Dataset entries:
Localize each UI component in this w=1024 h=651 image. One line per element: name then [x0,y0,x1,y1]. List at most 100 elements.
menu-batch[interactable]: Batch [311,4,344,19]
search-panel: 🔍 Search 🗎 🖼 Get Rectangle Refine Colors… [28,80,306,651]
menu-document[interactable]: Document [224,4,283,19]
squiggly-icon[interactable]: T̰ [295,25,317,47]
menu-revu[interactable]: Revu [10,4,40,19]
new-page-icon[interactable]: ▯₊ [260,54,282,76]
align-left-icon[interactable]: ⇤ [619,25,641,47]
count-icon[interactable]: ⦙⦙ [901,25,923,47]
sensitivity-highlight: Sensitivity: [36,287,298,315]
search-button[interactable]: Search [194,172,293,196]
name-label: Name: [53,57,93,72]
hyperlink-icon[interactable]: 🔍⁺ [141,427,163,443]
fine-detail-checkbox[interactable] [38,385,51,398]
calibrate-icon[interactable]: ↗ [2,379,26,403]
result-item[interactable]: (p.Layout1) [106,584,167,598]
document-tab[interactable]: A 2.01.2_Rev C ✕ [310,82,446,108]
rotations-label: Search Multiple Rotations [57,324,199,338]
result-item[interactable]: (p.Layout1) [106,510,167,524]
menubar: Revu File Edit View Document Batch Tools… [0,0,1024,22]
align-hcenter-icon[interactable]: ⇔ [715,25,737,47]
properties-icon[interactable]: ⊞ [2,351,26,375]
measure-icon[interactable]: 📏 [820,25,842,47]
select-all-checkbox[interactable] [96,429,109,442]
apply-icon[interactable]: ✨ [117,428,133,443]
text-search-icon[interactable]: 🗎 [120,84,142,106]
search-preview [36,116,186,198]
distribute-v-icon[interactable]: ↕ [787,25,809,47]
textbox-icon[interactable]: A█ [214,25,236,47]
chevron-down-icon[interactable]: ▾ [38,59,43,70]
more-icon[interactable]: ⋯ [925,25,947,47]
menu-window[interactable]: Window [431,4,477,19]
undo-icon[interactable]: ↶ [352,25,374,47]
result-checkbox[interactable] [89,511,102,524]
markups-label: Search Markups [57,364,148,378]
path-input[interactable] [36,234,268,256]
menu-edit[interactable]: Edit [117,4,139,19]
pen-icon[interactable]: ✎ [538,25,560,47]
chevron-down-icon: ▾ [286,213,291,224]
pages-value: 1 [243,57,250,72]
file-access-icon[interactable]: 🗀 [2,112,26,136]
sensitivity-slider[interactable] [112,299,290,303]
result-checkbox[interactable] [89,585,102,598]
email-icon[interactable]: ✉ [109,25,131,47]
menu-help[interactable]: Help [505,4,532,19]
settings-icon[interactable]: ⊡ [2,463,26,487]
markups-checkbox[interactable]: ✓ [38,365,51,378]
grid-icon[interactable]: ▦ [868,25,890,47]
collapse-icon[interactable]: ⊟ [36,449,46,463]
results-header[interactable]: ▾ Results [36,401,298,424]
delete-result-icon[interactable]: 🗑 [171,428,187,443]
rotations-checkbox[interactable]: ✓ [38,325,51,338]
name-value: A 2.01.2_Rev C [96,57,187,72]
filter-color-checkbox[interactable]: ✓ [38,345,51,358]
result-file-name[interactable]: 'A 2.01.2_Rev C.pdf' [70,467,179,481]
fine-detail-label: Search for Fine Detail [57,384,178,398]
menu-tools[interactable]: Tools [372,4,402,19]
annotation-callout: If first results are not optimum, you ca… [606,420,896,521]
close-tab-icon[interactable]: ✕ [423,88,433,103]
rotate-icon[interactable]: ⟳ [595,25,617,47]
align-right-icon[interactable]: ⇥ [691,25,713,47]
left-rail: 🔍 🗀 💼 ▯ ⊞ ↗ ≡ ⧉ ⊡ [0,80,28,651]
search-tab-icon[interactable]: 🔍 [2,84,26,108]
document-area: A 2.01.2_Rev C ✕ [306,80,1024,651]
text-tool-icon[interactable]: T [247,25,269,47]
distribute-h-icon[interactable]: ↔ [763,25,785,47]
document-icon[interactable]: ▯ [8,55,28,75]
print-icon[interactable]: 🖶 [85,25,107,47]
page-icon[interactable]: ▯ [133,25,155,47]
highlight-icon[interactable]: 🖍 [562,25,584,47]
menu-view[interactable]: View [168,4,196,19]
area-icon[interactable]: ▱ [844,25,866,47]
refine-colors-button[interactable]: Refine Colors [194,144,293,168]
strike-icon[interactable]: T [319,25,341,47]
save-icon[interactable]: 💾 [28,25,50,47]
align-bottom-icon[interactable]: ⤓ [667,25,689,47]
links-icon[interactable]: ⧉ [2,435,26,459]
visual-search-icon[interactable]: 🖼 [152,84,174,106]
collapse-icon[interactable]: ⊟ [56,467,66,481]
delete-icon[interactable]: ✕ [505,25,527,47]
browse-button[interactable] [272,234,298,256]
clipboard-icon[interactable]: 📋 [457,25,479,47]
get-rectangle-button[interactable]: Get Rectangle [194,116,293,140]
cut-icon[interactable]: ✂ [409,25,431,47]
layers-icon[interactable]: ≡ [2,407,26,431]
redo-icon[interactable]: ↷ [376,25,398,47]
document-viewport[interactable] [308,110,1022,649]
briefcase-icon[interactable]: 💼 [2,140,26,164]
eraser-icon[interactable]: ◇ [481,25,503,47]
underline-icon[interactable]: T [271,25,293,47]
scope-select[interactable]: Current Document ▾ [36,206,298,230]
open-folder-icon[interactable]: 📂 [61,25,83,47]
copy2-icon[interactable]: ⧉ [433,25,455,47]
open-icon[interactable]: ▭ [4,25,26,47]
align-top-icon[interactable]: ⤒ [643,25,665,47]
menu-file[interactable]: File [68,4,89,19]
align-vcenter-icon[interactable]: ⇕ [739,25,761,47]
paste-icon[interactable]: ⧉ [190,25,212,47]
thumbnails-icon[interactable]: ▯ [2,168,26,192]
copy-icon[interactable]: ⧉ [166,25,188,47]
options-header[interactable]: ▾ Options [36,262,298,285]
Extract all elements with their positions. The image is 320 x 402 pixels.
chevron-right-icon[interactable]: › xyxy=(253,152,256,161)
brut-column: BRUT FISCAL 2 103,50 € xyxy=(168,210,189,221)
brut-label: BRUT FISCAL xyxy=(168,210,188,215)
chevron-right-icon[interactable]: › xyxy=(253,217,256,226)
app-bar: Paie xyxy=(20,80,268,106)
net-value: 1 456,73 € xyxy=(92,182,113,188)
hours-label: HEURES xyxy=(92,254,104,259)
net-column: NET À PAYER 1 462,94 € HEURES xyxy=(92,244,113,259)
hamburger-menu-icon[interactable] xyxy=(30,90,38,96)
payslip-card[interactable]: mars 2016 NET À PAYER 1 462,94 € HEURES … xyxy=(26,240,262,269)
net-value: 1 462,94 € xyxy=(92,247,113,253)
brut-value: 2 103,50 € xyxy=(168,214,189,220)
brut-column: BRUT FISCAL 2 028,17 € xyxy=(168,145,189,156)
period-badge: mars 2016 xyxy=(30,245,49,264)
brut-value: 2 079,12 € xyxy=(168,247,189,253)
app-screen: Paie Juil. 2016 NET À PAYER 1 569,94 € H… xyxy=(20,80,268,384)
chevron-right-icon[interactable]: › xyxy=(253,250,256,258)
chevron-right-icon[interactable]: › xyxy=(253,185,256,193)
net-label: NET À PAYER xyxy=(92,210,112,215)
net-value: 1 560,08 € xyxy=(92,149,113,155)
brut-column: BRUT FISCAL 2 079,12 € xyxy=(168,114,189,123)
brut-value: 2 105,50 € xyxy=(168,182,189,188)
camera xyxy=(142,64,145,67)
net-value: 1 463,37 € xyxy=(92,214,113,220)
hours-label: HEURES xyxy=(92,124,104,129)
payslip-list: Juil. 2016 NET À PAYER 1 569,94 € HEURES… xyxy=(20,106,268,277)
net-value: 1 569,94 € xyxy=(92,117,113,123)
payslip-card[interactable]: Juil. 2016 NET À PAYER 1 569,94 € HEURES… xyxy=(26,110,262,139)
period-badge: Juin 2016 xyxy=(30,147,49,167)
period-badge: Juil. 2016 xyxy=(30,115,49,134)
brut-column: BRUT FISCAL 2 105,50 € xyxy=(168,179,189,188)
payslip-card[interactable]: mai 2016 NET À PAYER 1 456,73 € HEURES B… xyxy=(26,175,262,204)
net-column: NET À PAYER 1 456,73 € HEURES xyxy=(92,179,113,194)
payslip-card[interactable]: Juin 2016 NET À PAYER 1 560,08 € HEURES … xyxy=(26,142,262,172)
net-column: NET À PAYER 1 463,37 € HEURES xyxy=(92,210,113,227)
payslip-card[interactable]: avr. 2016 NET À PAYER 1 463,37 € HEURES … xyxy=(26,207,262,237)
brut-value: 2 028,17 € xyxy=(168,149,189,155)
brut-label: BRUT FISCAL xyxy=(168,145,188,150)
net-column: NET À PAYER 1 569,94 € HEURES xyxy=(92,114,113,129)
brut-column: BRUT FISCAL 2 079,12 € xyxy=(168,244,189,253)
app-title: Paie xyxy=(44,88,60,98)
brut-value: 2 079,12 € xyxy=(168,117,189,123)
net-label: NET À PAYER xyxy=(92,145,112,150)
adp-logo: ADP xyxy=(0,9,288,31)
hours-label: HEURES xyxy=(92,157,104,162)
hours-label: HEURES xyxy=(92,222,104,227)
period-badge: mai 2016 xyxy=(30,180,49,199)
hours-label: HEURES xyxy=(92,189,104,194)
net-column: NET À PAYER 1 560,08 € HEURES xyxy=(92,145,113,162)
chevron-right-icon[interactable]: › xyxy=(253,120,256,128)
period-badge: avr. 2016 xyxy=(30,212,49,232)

OBJECTIVE —
Reproduce the rows character for character, from the very first line through the line containing "squiggly-icon[interactable]: T̰ [295,25,317,47]", with both ends included.

OUTPUT FOR THIS EXERCISE —
Localize each UI component in this w=1024 h=651 image. One line per element: name then [x0,y0,x1,y1]. List at most 100 elements.
menu-batch[interactable]: Batch [311,4,344,19]
search-panel: 🔍 Search 🗎 🖼 Get Rectangle Refine Colors… [28,80,306,651]
menu-document[interactable]: Document [224,4,283,19]
squiggly-icon[interactable]: T̰ [295,25,317,47]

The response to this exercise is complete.